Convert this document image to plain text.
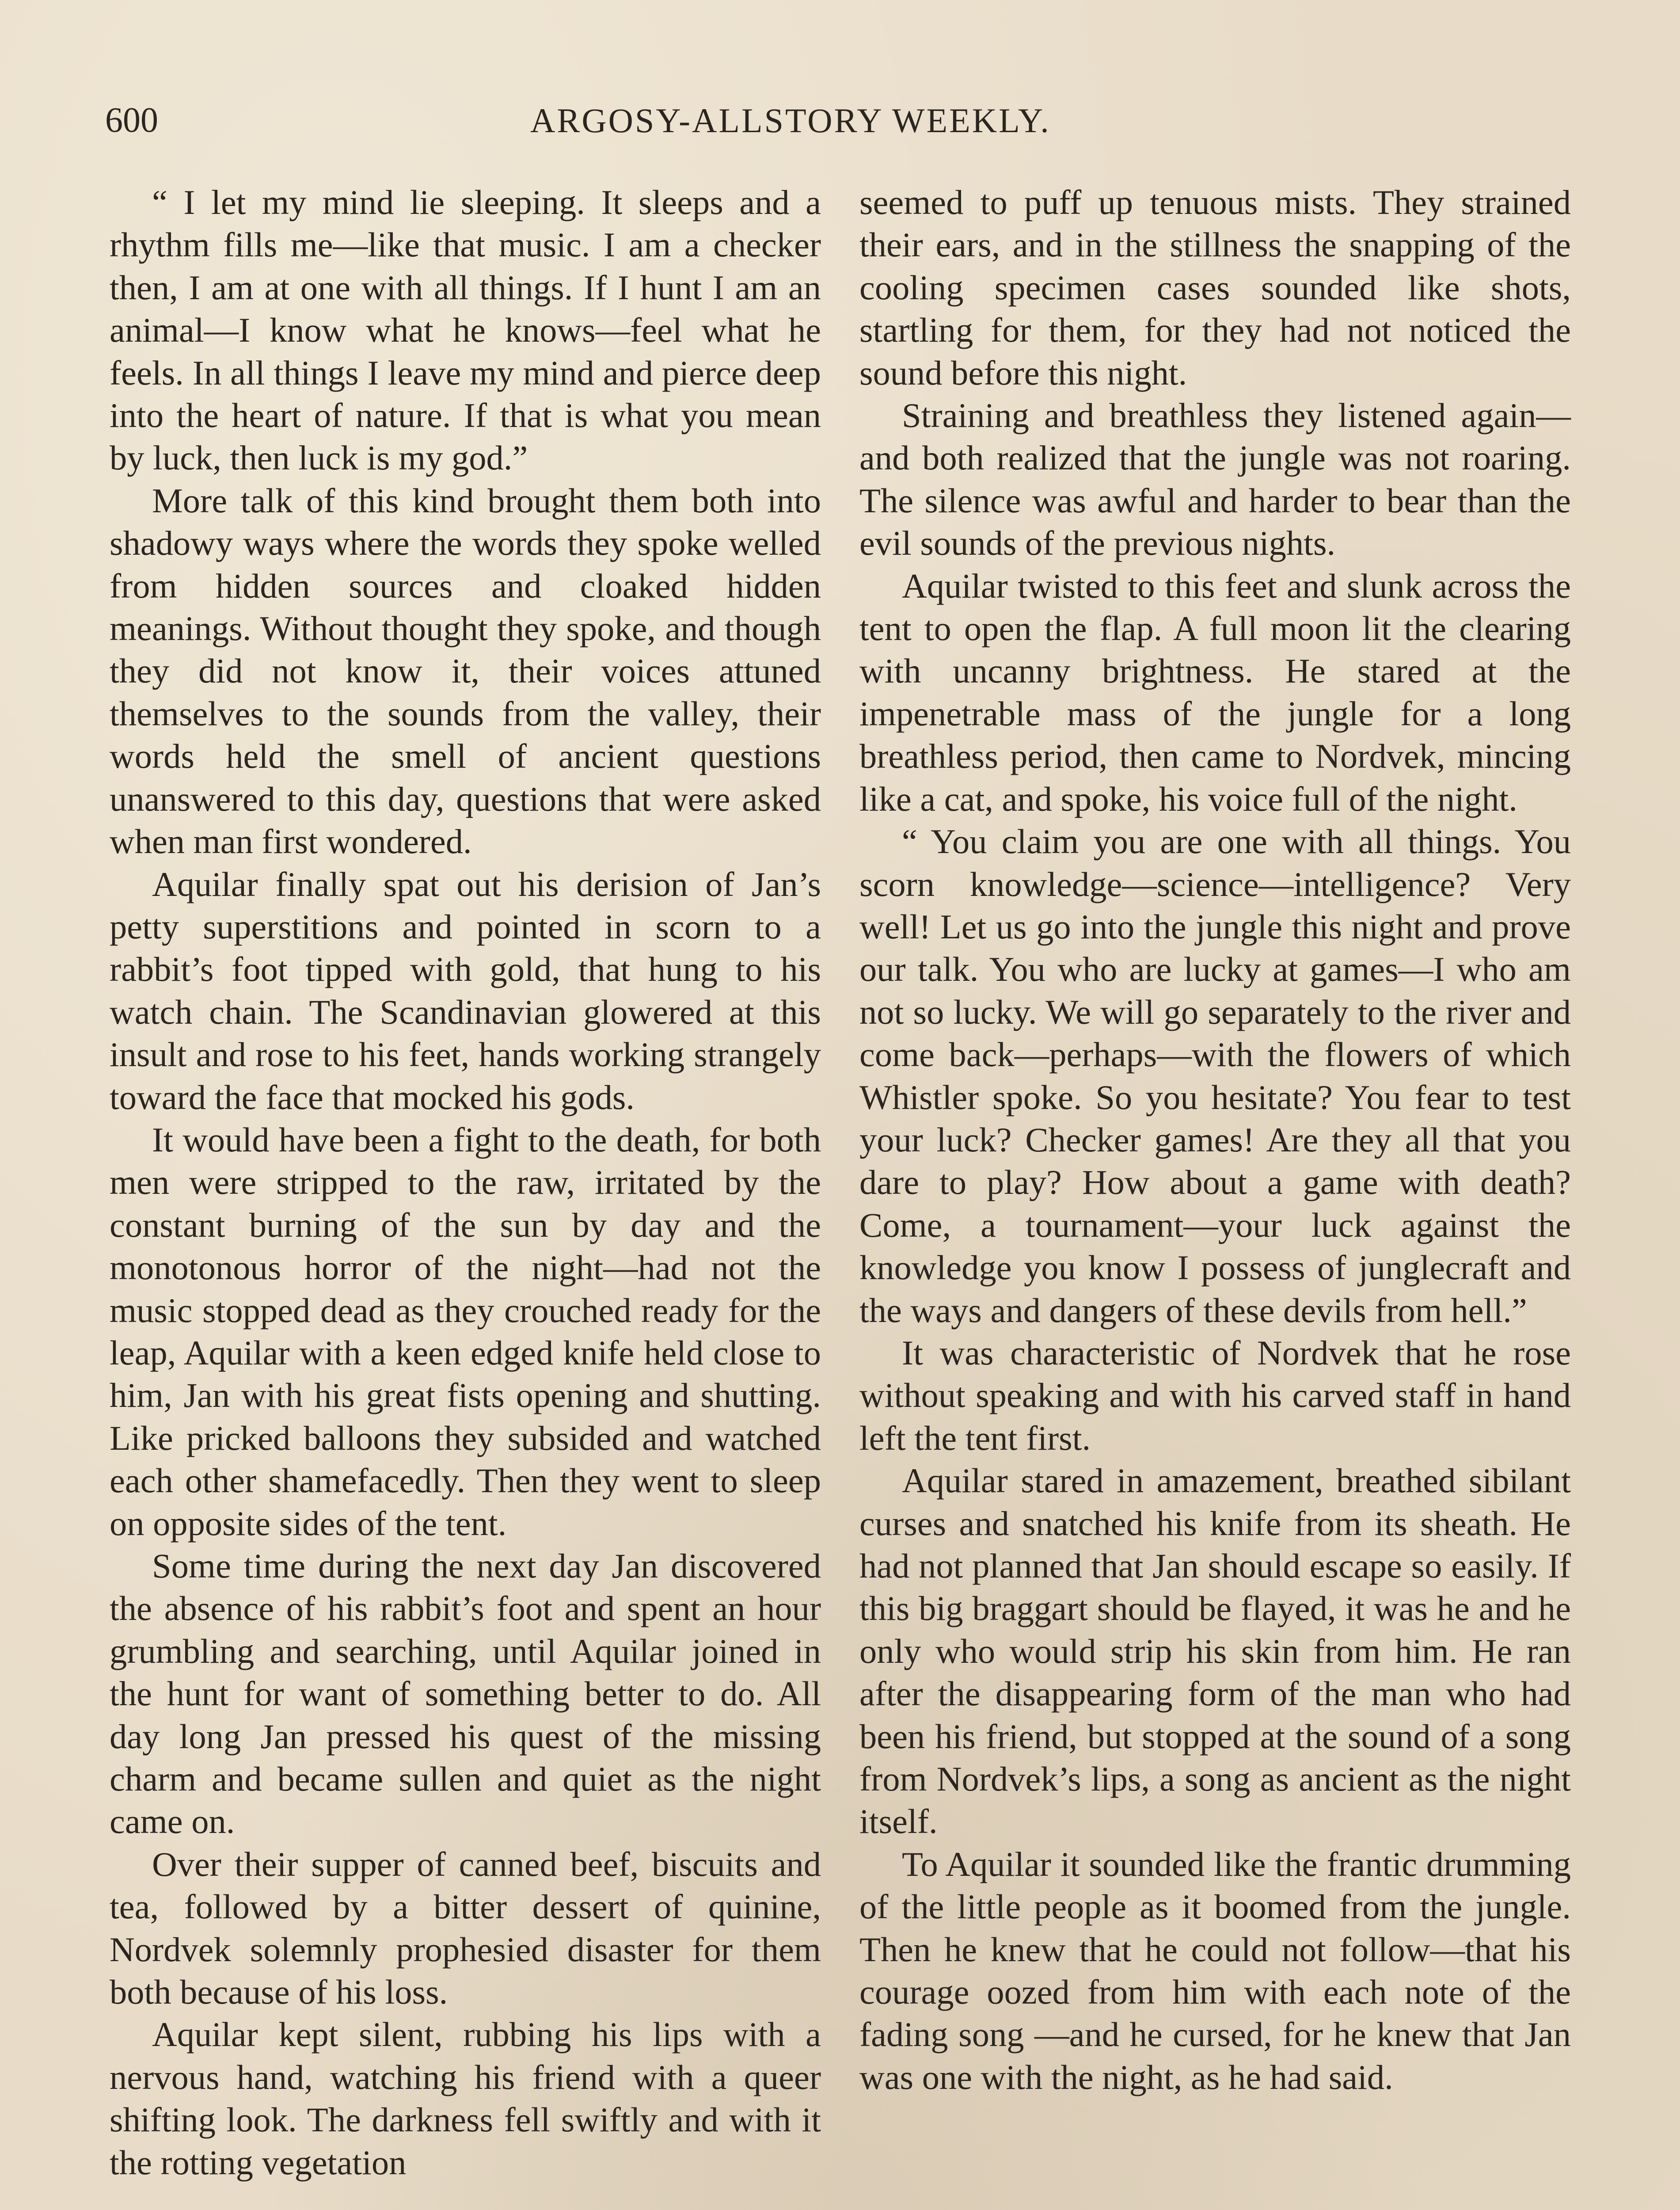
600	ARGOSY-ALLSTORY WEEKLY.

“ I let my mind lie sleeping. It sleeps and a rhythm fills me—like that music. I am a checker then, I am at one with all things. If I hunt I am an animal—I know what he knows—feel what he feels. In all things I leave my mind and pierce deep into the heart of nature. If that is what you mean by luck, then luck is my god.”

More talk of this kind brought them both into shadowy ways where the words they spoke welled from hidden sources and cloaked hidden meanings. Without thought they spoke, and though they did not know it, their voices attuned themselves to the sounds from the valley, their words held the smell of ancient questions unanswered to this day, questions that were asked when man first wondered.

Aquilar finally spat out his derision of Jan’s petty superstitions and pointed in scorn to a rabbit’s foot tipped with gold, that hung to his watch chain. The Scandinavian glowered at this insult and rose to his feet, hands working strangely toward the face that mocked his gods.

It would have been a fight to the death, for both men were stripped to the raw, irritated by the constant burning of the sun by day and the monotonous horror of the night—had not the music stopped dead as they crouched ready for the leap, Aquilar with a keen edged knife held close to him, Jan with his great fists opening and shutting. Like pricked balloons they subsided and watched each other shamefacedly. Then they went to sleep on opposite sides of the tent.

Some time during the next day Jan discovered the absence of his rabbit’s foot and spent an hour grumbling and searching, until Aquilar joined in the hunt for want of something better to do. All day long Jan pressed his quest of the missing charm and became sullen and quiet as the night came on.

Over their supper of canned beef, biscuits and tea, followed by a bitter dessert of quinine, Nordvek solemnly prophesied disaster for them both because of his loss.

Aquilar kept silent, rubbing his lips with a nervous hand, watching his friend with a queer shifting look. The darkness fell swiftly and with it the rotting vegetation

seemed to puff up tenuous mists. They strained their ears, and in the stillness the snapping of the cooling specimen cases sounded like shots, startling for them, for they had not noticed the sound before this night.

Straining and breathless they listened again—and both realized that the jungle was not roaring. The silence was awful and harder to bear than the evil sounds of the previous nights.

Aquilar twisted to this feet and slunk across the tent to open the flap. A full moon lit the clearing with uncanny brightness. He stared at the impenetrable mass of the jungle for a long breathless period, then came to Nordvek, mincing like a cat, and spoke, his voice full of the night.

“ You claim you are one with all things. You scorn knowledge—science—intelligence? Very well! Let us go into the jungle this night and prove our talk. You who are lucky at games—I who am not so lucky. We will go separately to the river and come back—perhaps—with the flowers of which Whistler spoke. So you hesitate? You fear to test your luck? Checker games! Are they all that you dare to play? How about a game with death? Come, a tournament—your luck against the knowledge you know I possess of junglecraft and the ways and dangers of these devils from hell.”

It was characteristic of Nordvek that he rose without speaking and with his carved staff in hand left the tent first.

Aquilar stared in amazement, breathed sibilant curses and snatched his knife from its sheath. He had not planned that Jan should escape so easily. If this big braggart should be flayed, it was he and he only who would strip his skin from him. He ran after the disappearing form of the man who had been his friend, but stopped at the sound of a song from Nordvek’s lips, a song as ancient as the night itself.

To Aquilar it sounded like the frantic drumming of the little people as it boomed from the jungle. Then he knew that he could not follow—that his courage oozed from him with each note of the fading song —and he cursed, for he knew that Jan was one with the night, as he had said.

**********

■ Aim ■
Lines containing the word "them" must all be returned from the material above.

■ Correct result ■
More talk of this kind brought them both into shadowy ways where the words they spoke welled from hidden sources and cloaked hidden meanings. Without thought they spoke, and though they did not know it, their voices attuned themselves to the sounds from the valley, their words held the smell of ancient questions unanswered to this day, questions that were asked when man first wondered.
Over their supper of canned beef, biscuits and tea, followed by a bitter dessert of quinine, Nordvek solemnly prophesied disaster for them both because of his loss.
seemed to puff up tenuous mists. They strained their ears, and in the stillness the snapping of the cooling specimen cases sounded like shots, startling for them, for they had not noticed the sound before this night.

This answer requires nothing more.